# [Exercise description]
Look through the material below. Copy every line with the string "vehicles" in it.

<<<<

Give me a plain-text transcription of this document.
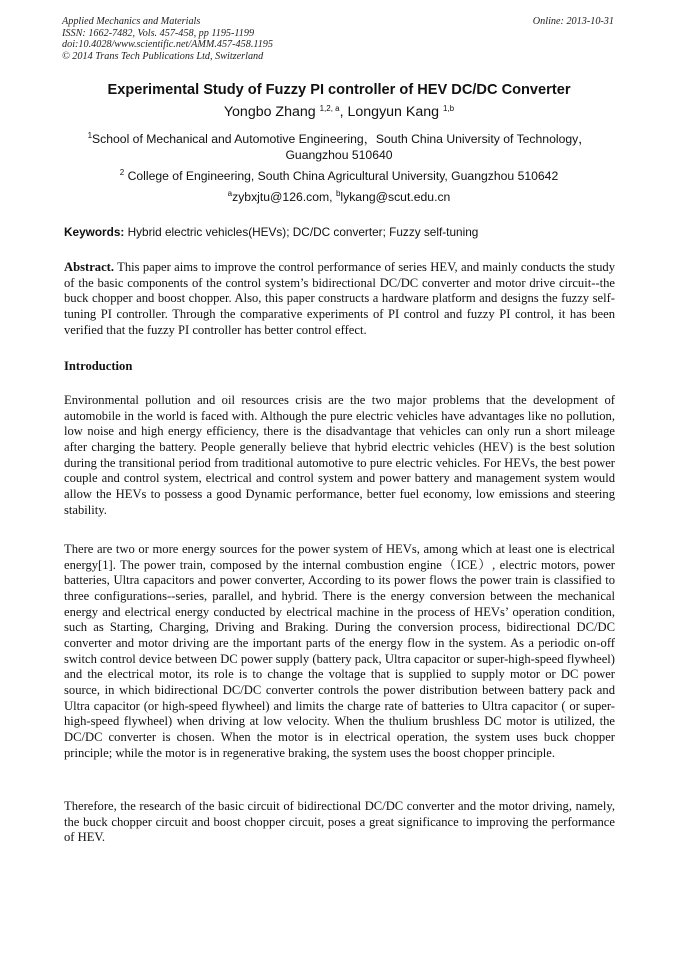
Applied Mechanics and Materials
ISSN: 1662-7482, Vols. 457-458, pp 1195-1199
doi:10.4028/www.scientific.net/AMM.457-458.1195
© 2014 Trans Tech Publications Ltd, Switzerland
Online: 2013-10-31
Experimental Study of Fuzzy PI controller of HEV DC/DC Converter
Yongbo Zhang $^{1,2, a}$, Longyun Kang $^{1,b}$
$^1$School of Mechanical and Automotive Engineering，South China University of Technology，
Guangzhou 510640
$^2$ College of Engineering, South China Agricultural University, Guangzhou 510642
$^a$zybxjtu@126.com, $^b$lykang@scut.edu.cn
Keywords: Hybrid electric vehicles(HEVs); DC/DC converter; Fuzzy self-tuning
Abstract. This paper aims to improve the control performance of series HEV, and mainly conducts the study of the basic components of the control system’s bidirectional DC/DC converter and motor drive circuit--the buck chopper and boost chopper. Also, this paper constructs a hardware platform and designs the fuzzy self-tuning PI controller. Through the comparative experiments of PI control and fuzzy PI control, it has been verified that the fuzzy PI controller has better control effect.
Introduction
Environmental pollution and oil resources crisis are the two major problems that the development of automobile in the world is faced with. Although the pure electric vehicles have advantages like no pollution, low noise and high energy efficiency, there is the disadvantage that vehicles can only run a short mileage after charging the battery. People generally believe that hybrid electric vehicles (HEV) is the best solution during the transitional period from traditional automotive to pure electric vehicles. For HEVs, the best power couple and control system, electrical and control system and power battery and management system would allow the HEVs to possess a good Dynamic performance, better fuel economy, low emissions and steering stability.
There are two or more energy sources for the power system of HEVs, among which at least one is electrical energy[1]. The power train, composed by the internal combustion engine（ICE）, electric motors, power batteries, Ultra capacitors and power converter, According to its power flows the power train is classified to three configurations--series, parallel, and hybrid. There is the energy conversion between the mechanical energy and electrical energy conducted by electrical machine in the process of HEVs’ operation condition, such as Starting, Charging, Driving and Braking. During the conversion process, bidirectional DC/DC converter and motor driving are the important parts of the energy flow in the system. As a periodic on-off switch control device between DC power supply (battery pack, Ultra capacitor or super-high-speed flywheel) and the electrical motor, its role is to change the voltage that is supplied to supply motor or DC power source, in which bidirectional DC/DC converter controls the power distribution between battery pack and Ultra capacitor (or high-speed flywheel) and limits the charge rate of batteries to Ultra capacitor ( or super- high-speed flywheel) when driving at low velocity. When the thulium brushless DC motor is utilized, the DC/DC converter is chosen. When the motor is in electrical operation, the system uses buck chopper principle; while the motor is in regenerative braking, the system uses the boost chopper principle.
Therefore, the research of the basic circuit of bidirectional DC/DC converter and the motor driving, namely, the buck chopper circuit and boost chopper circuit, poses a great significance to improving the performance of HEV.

>>>>
<<<<

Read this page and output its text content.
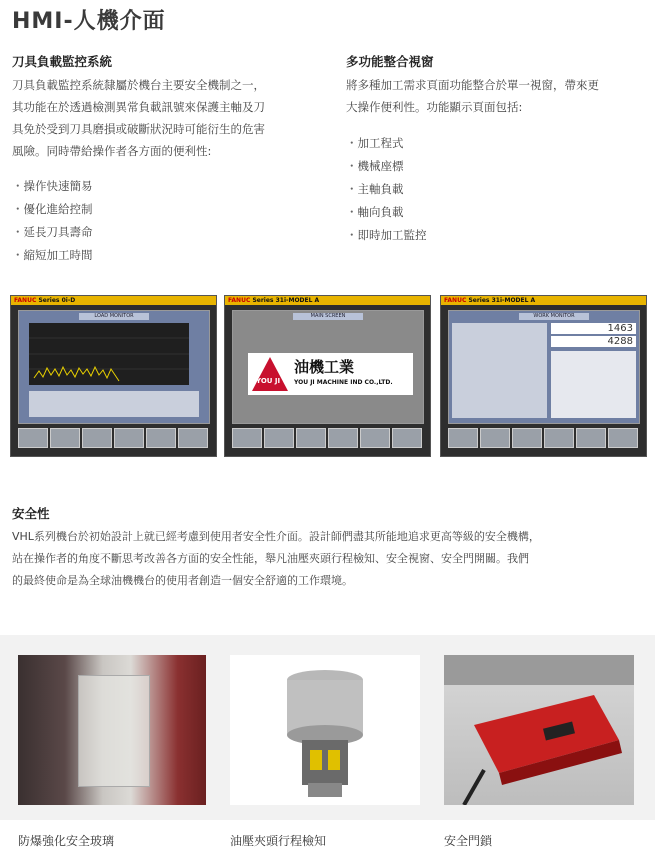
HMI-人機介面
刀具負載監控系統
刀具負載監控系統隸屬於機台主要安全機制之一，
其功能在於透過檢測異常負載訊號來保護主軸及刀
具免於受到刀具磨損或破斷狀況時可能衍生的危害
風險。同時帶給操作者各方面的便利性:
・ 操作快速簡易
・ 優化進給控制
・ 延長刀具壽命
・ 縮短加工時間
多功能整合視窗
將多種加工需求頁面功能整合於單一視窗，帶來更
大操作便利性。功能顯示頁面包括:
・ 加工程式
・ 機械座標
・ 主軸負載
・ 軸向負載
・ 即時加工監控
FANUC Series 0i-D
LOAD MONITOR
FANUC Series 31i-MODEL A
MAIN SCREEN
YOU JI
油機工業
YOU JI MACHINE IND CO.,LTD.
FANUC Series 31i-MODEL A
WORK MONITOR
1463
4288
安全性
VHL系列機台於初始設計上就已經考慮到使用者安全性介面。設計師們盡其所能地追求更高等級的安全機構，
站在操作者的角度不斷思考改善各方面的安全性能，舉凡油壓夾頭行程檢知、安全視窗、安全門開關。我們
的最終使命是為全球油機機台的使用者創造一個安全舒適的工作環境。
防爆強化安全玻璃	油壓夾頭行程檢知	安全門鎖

>>>>

# [Exercise answer]
Keywords: Hybrid electric vehicles(HEVs); DC/DC converter; Fuzzy self-tuning
Environmental pollution and oil resources crisis are the two major problems that the development of automobile in the world is faced with. Although the pure electric vehicles have advantages like no pollution, low noise and high energy efficiency, there is the disadvantage that vehicles can only run a short mileage after charging the battery. People generally believe that hybrid electric vehicles (HEV) is the best solution during the transitional period from traditional automotive to pure electric vehicles. For HEVs, the best power couple and control system, electrical and control system and power battery and management system would allow the HEVs to possess a good Dynamic performance, better fuel economy, low emissions and steering stability.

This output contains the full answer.